**Parts of the exercise**:
a) From the email about a compiler warning, list each compiler, operating system, computer, or processor it names, once apiece.
b) Please resume the email about a compiler warning from its last line.

**Document text**:
Thanks for looking into this.
Your reply is correct and I can see that I made an error when manually reducing
the expression.
FIY: The warning shows up in GCC-4.2.1, not clang (I cannot run clang on any of
my Macs, they're PowerPC based).
-So the warning does show up when buiding using GCC-4.2.1.
Love
Jens
On Wed, 01 Mar 2017 10:18:28 +0100, Andy Wingo wrote:
> Hi,
>
> On Thu 06 Oct 2016 22:49, Jens Bauer <address@hidden> writes:
>
>> I get the following warnings, when building on Mac OS X.

**Material supplied**:
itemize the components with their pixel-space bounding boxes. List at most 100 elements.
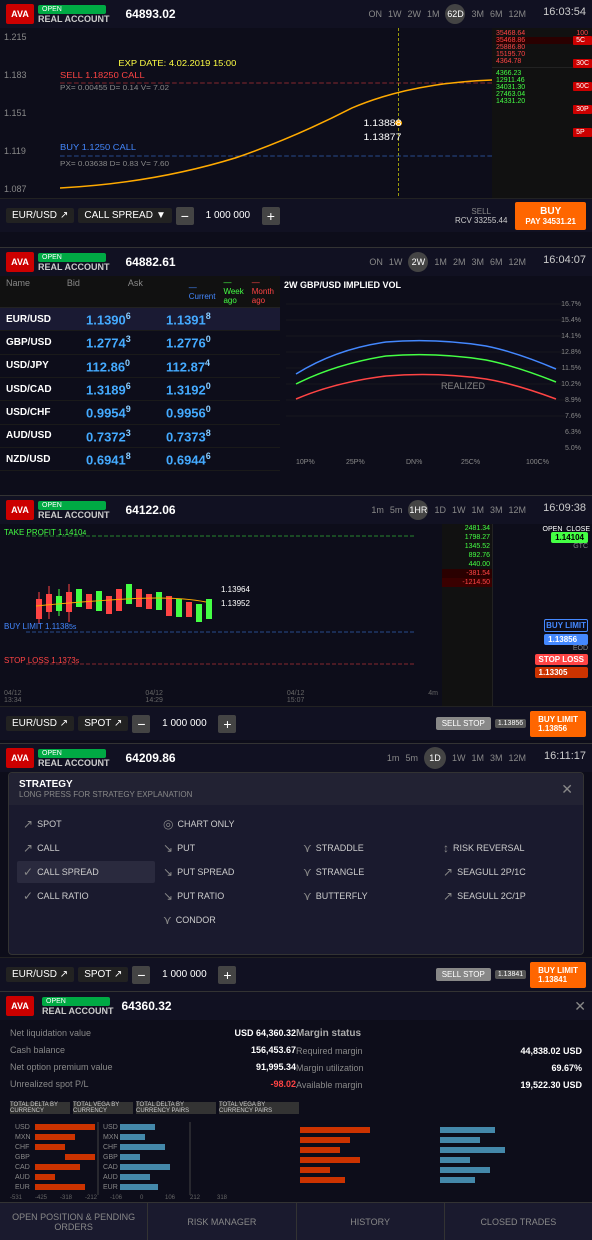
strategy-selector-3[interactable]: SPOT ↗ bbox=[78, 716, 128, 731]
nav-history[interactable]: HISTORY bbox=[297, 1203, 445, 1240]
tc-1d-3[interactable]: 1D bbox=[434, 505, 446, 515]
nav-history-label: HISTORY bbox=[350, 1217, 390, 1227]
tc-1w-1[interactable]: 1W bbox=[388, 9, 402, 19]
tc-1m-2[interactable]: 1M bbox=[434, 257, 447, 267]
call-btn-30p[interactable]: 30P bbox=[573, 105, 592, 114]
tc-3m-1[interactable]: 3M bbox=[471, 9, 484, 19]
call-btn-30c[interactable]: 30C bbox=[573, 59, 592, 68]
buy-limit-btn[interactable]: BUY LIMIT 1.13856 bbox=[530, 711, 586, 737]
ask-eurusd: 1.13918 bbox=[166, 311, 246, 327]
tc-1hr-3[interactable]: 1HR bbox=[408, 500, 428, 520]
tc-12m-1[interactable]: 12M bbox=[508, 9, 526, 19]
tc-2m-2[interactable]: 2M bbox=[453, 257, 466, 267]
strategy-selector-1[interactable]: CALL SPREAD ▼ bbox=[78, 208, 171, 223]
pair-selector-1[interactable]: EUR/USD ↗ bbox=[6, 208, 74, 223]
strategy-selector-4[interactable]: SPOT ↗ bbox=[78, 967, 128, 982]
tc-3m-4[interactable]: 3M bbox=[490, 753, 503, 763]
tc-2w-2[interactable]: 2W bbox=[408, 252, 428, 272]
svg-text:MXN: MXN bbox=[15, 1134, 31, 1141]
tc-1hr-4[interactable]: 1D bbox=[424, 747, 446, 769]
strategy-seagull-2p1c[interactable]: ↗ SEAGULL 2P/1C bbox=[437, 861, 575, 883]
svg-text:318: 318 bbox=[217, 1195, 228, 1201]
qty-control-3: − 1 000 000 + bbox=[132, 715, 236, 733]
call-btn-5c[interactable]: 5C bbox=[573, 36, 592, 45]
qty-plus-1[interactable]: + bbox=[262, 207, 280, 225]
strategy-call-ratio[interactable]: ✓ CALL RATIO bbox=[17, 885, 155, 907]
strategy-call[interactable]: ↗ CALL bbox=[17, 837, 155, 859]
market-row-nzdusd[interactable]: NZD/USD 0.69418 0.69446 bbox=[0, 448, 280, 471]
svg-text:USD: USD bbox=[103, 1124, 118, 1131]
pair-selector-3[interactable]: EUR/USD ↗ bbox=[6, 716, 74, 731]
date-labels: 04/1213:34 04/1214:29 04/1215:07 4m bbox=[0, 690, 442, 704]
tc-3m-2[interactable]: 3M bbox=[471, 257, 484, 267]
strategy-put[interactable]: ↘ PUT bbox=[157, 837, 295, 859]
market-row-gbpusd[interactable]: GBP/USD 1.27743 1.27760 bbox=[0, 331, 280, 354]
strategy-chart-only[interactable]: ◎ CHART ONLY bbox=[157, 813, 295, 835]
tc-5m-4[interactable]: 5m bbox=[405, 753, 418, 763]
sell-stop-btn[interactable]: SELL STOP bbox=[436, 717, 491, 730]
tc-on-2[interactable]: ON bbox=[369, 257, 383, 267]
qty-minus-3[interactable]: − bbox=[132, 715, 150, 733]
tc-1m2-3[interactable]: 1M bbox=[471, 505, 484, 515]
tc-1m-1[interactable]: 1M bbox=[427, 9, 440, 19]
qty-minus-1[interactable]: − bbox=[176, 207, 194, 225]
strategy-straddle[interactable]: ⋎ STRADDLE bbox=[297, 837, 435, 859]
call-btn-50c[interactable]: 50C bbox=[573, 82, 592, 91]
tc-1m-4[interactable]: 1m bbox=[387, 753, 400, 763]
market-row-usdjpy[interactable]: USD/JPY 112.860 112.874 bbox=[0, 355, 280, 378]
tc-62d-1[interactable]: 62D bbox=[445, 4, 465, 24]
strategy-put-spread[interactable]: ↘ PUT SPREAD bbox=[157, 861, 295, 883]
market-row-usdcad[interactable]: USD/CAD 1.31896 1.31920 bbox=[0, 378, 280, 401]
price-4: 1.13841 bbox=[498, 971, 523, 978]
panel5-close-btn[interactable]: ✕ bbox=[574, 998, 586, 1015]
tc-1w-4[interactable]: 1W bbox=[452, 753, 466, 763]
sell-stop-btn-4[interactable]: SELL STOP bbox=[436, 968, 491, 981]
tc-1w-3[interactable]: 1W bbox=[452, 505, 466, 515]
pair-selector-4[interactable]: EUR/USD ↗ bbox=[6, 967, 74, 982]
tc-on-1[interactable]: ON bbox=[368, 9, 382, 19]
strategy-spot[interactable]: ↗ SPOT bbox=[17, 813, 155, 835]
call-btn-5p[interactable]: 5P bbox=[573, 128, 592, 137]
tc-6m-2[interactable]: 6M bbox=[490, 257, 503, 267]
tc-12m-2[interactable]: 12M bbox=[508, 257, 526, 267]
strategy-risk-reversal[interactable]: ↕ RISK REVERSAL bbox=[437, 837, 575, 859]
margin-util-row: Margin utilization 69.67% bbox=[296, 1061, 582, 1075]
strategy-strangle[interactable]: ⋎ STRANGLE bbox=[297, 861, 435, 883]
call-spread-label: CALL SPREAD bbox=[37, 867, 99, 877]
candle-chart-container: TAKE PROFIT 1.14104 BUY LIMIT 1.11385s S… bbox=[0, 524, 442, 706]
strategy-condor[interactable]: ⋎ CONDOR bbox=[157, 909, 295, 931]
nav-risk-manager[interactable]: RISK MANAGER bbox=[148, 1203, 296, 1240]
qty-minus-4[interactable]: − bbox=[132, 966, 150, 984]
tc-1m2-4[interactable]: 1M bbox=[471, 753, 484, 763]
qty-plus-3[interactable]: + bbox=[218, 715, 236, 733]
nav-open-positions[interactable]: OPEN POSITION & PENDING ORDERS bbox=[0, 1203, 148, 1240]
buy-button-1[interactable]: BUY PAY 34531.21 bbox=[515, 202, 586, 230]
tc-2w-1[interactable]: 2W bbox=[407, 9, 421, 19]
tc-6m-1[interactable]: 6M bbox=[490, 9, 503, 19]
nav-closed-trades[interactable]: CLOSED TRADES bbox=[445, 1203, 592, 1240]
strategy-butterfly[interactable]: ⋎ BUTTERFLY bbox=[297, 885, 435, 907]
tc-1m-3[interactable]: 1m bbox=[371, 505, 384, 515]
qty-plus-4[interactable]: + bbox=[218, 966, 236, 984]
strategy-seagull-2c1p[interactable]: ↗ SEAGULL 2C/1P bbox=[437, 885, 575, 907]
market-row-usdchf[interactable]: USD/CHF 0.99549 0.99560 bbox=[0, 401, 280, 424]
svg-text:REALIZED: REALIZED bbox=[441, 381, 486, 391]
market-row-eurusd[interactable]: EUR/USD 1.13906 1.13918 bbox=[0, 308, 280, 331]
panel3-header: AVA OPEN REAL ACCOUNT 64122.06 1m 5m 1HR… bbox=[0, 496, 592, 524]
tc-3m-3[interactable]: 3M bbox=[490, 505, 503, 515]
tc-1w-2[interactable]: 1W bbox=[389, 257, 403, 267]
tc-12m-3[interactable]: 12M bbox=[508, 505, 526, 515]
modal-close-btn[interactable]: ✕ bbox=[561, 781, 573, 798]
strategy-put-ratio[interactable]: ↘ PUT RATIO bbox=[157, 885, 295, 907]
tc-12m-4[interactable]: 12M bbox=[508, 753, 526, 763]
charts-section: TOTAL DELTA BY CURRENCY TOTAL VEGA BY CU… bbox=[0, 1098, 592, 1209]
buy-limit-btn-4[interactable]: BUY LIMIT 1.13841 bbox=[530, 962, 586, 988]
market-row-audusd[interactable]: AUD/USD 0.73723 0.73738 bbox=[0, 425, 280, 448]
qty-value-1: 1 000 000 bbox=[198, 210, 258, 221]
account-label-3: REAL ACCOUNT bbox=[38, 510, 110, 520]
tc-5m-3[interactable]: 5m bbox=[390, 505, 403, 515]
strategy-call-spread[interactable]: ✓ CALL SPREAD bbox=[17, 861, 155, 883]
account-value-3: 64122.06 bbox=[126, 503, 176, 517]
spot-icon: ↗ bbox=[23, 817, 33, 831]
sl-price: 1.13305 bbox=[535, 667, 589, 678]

* * *

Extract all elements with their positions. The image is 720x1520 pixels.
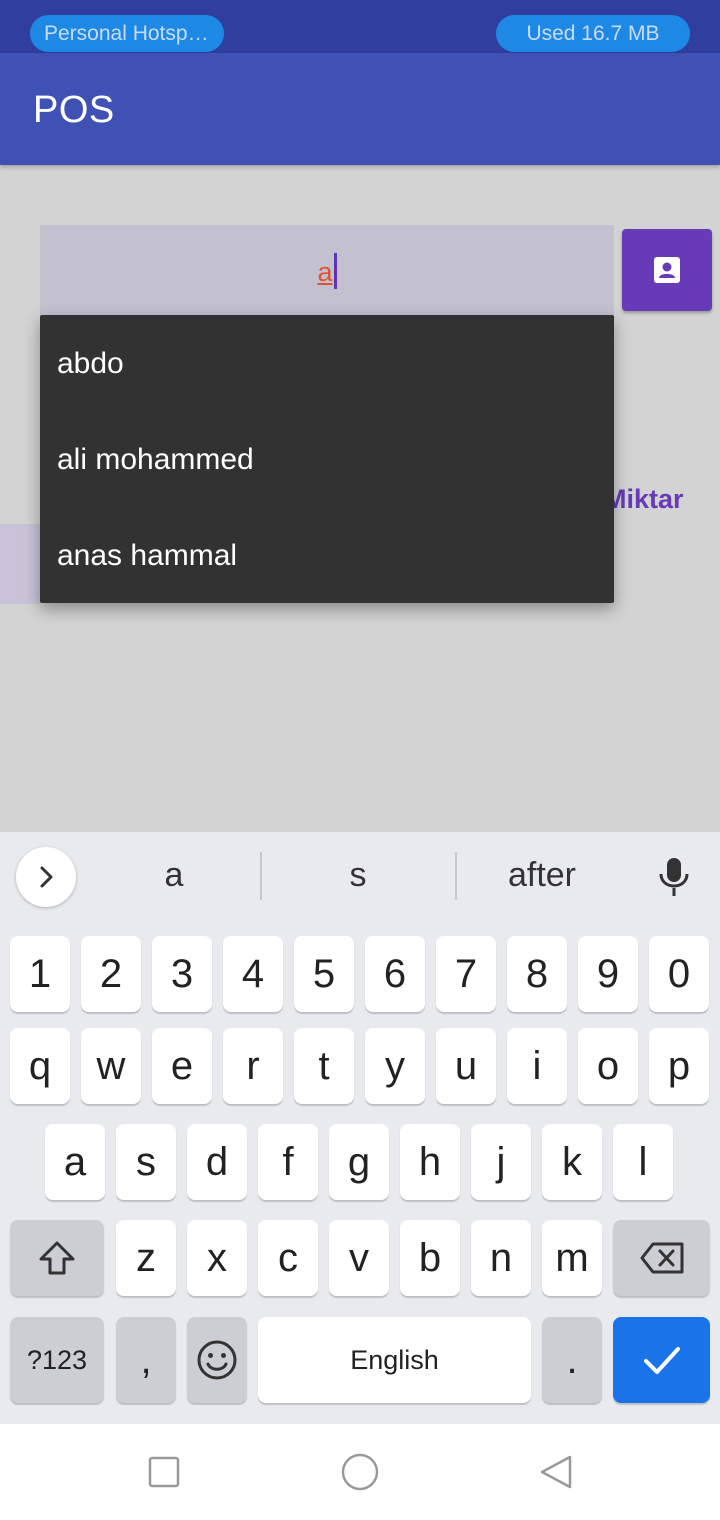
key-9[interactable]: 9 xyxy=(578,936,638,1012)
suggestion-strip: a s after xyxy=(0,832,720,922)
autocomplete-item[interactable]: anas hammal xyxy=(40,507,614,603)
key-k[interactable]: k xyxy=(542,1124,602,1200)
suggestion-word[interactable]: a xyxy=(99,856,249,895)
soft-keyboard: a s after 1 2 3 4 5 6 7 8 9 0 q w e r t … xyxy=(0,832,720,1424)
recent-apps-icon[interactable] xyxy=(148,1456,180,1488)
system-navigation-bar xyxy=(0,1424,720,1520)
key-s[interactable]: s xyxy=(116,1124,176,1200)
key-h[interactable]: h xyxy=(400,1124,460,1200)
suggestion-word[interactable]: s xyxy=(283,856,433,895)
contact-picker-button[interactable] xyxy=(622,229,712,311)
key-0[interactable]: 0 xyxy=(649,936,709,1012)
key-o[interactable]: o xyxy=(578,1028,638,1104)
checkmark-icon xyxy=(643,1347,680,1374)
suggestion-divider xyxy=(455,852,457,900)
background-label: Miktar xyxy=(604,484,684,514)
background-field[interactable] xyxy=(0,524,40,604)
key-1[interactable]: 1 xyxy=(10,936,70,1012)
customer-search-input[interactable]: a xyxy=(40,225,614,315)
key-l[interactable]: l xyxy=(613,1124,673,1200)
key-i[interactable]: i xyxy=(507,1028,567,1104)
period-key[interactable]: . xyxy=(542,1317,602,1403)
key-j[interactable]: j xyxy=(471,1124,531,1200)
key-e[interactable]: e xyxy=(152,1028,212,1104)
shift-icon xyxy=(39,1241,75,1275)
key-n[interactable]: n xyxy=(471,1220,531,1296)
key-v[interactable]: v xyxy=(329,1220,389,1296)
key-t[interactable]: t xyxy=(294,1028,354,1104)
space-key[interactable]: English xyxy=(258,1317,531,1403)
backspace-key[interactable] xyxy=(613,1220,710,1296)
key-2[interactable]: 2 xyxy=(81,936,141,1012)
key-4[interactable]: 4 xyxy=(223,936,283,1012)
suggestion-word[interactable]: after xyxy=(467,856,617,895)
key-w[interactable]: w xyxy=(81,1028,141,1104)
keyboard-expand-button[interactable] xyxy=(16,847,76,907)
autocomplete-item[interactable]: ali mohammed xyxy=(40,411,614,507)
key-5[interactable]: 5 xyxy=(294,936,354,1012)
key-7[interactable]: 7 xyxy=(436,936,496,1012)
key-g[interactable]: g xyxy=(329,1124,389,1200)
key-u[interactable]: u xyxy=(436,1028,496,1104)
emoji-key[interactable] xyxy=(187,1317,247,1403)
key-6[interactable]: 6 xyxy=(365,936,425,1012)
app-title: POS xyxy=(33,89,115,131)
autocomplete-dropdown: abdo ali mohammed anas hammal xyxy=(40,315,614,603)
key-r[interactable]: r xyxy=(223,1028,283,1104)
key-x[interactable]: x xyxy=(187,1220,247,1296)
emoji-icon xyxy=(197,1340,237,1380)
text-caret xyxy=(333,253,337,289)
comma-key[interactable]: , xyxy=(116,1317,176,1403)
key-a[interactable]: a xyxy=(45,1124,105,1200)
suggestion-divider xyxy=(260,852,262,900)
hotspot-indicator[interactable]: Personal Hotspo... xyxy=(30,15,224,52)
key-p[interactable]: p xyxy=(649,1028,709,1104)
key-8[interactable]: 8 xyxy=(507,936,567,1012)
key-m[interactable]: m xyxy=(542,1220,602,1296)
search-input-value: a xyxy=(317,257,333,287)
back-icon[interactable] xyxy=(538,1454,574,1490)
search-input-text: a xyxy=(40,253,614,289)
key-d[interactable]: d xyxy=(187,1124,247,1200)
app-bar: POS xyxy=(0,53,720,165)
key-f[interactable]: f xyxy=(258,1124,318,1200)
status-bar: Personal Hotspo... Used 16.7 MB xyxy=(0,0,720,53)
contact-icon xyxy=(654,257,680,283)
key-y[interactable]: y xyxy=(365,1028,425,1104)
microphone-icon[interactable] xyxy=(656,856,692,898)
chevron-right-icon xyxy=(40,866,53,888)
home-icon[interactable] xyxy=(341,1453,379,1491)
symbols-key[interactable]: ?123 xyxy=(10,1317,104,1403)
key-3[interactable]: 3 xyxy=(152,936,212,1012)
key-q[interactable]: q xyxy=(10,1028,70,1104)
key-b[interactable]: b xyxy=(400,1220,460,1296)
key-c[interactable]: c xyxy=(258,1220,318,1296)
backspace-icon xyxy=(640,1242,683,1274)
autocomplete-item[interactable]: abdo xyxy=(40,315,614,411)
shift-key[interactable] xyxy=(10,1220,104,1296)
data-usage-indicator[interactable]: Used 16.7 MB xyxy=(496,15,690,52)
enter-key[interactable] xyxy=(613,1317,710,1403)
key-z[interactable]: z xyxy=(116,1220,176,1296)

**Responses for each task**:
a)
GCC-4.2.1
clang
Macs
PowerPC
Mac OS X

b)
>> (It should show up for all platforms, though):
>>
>> In file included from
>> /Users/jens/open-source/Source/guile-2.0.12/libguile/numbers.c:9731:
>> /Users/jens/open-source/Source/guile-2.0.12/libguile/conv-integer.i.c:
>> In function 'scm_to_int8':
>> /Users/jens/open-source/Source/guile-2.0.12/libguile/conv-integer.i.c:94:
>> warning: comparison is always true due to limited range of data type
>> /Users/jens/open-source/Source/guile-2.0.12/libguile/conv-integer.i.c:94:
>> warning: comparison is always true due to limited range of data type
>
> These are not really bugs. I mean, we shouldn't produce warnings, but
> GCC doesn't warn on these, so clearly there is a heuristic which clang
> has set differently; but the actual code is fine.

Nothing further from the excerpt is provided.